- _Énoncé du problème 1_
Dans la critique de Climax, dans quel lieu se déroule le film ?
- _Énoncé du problème 2_
Réécrivez les lignes enregistrées, de la première jusqu'à celle qui contient "bullish-candle [544, 258, 547, 261]", incluse, en renommant "bearish-candle" en "red-candle" et en laissant tout le reste intact.

- _Extrait du texte_
--

Cannes 2018 : critique à chaud de Climax, le nouveau Gaspar Noé

Simon Riaux | 13 mai 2018 - MAJ : 09/03/2021 15:58
Simon Riaux | 13 mai 2018 - MAJ : 09/03/2021 15:58


S'ils ont enchanté les dénicheurs d'images folles et autres addicts à la dope filmique, Love et Enter The Void ont également laissé sur le carreau les spectateurs troublés par leur semblant de nihilisme ou leurs ambitions thématiques inassouvibles. De retour avec un dispositif à la fois plus simple et plus léger, Gaspar Noé tient peut-être avec Climax de quoi rassembler et fasciner ceux que son oeuvre transgressive a éparpillé au fil des années.

 

SUSPIRAIL

Une école de danse. Une troupe de performers épuisés par une répétition exigeante. Une fête. De la sangria. Et dans les gobelets, quelque chose qui s'apprete à faire dérailler la soirée. Voici les principaux ingrédients de ce trip au dispositif aussi limpide que programmatique. C'est donc tout naturellement que cet univers charrie une armada de références, allant de Suspiria, en passant par Hellraiser et évidemment Silent Hill qui infusent naturellement avec les identités remarquables du cinéma de Noé. Ce dernier arrive ici à un niveau d'équilibre et de maîtrise dans l'agencement de ses effets et signatures particulièrement jubilatoire.

--

- _Données enregistrées_
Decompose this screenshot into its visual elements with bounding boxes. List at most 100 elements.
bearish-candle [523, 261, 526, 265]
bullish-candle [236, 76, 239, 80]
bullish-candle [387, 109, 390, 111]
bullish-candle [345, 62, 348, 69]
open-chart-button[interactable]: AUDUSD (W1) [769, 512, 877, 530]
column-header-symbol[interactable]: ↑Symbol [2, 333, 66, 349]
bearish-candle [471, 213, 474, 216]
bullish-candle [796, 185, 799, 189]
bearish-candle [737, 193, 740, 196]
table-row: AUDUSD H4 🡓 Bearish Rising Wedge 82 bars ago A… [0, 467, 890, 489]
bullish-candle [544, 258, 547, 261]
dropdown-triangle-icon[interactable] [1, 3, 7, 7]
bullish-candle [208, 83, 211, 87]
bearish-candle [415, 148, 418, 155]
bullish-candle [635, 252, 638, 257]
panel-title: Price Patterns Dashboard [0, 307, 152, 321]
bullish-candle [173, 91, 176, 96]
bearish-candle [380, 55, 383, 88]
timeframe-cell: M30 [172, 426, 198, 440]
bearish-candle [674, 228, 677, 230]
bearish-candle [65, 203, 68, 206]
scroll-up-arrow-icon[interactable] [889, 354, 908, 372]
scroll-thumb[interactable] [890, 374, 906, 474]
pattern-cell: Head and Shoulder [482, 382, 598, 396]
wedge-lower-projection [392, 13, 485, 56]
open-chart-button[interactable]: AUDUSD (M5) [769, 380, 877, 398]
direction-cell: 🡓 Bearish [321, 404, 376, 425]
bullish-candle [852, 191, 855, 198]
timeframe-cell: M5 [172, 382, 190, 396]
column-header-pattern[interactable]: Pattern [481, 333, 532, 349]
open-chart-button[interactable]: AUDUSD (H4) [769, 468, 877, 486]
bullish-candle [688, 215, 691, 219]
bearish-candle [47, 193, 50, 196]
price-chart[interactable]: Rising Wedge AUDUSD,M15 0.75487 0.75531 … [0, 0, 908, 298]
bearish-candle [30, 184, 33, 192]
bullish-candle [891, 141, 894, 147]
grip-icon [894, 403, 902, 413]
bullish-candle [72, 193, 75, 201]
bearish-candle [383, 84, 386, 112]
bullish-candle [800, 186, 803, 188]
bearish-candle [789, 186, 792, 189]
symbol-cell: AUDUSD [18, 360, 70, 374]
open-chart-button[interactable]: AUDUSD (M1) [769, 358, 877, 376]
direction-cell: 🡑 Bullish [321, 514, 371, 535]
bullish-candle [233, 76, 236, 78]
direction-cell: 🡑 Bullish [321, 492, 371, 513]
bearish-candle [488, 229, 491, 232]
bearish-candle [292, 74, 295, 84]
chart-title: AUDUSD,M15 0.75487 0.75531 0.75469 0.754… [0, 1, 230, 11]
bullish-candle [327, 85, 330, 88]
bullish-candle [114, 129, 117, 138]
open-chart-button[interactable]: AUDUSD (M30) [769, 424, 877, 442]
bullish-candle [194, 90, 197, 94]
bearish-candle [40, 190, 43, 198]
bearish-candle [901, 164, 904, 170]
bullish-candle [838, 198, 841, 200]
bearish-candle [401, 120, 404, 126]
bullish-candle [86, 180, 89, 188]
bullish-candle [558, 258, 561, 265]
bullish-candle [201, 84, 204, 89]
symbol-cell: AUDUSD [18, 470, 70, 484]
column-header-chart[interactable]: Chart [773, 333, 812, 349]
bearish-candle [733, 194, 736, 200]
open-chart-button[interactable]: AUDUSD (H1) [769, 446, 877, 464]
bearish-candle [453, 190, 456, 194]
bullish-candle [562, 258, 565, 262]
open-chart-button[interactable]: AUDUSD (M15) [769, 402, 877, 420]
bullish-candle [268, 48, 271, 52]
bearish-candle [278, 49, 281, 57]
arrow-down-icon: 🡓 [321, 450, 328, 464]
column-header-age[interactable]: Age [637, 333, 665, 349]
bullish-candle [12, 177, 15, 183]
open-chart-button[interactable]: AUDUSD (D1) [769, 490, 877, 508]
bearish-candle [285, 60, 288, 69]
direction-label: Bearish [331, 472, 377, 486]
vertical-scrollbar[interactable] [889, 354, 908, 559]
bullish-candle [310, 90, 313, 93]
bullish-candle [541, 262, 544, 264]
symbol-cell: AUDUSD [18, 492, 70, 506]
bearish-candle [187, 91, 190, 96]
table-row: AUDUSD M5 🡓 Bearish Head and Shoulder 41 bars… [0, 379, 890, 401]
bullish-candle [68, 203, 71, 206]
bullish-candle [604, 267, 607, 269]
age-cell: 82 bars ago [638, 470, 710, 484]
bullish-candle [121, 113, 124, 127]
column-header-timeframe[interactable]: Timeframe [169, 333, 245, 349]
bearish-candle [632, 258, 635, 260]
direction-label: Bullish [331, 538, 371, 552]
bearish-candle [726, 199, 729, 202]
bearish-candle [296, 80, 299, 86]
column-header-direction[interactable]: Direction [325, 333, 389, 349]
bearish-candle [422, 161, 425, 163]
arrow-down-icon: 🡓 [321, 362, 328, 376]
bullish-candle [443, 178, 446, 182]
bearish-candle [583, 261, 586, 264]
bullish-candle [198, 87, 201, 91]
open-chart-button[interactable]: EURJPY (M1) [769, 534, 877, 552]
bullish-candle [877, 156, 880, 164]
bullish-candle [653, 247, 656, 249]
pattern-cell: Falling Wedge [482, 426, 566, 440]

--

- _Réponse détaillée 1_
Dans une école de danse.

- _Réponse détaillée 2_
Decompose this screenshot into its visual elements with bounding boxes. List at most 100 elements.
red-candle [523, 261, 526, 265]
bullish-candle [236, 76, 239, 80]
bullish-candle [387, 109, 390, 111]
bullish-candle [345, 62, 348, 69]
open-chart-button[interactable]: AUDUSD (W1) [769, 512, 877, 530]
column-header-symbol[interactable]: ↑Symbol [2, 333, 66, 349]
red-candle [471, 213, 474, 216]
bullish-candle [796, 185, 799, 189]
red-candle [737, 193, 740, 196]
table-row: AUDUSD H4 🡓 Bearish Rising Wedge 82 bars ago A… [0, 467, 890, 489]
bullish-candle [544, 258, 547, 261]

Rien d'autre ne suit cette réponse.